» **YOUR TASK**: Pictures within the data are to be left out; everything else must be reproduced exactly.

» **RECORDS SHOWN**:
______________________________
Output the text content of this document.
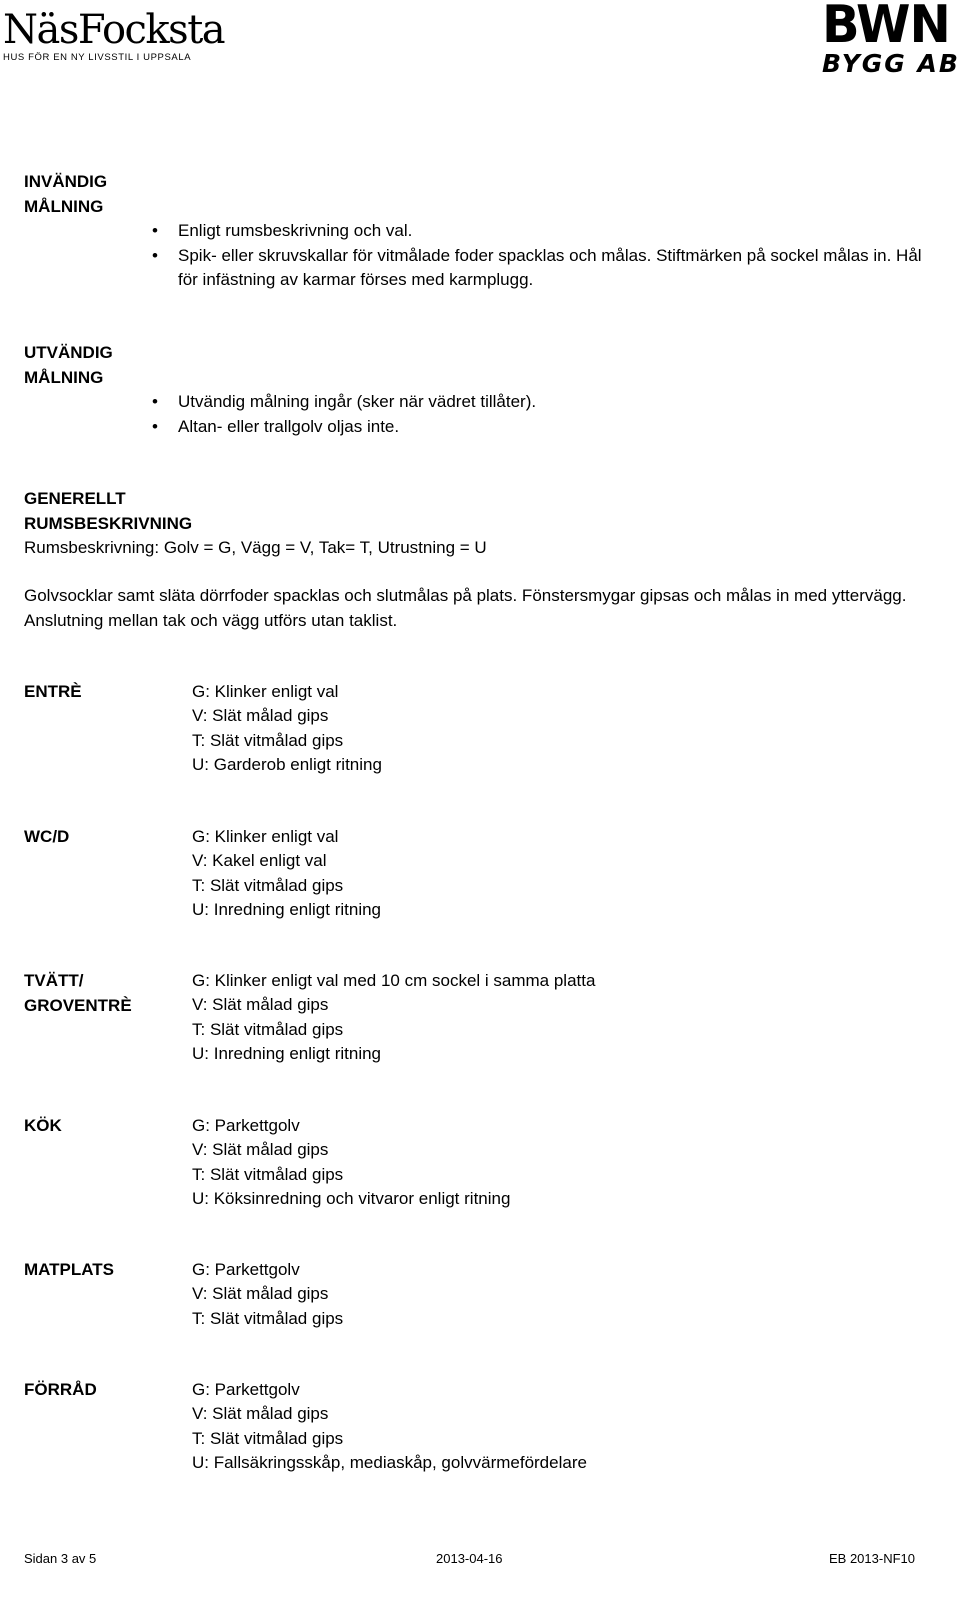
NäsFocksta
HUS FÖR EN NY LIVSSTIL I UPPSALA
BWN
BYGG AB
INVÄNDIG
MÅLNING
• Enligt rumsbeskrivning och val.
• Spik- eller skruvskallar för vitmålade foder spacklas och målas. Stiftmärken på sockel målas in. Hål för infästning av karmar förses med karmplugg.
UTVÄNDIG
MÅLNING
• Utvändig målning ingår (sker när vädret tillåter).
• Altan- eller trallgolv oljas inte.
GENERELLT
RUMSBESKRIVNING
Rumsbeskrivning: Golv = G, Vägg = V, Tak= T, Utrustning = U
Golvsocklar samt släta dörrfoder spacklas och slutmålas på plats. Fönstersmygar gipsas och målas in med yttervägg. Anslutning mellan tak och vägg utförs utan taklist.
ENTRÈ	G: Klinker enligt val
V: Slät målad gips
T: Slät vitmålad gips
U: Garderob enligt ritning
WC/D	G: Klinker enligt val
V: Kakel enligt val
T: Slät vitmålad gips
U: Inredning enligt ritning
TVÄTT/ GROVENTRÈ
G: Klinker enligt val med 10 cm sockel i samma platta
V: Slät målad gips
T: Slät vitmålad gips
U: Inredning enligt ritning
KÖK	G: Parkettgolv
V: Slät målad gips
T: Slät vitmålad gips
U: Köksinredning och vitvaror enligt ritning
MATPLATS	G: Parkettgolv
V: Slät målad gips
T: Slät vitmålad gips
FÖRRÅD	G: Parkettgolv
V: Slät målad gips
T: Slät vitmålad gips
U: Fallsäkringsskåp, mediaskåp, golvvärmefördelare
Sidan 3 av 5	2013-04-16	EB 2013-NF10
______________________________
» **ANSWER TO THIS EXERCISE**:
Output the text content of this document.
NäsFocksta
HUS FÖR EN NY LIVSSTIL I UPPSALA
BWN
BYGG AB
INVÄNDIG
MÅLNING
• Enligt rumsbeskrivning och val.
• Spik- eller skruvskallar för vitmålade foder spacklas och målas. Stiftmärken på sockel målas in. Hål för infästning av karmar förses med karmplugg.
UTVÄNDIG
MÅLNING
• Utvändig målning ingår (sker när vädret tillåter).
• Altan- eller trallgolv oljas inte.
GENERELLT
RUMSBESKRIVNING
Rumsbeskrivning: Golv = G, Vägg = V, Tak= T, Utrustning = U
Golvsocklar samt släta dörrfoder spacklas och slutmålas på plats. Fönstersmygar gipsas och målas in med yttervägg. Anslutning mellan tak och vägg utförs utan taklist.
ENTRÈ	G: Klinker enligt val
V: Slät målad gips
T: Slät vitmålad gips
U: Garderob enligt ritning
WC/D	G: Klinker enligt val
V: Kakel enligt val
T: Slät vitmålad gips
U: Inredning enligt ritning
TVÄTT/ GROVENTRÈ
G: Klinker enligt val med 10 cm sockel i samma platta
V: Slät målad gips
T: Slät vitmålad gips
U: Inredning enligt ritning
KÖK	G: Parkettgolv
V: Slät målad gips
T: Slät vitmålad gips
U: Köksinredning och vitvaror enligt ritning
MATPLATS	G: Parkettgolv
V: Slät målad gips
T: Slät vitmålad gips
FÖRRÅD	G: Parkettgolv
V: Slät målad gips
T: Slät vitmålad gips
U: Fallsäkringsskåp, mediaskåp, golvvärmefördelare
Sidan 3 av 5	2013-04-16	EB 2013-NF10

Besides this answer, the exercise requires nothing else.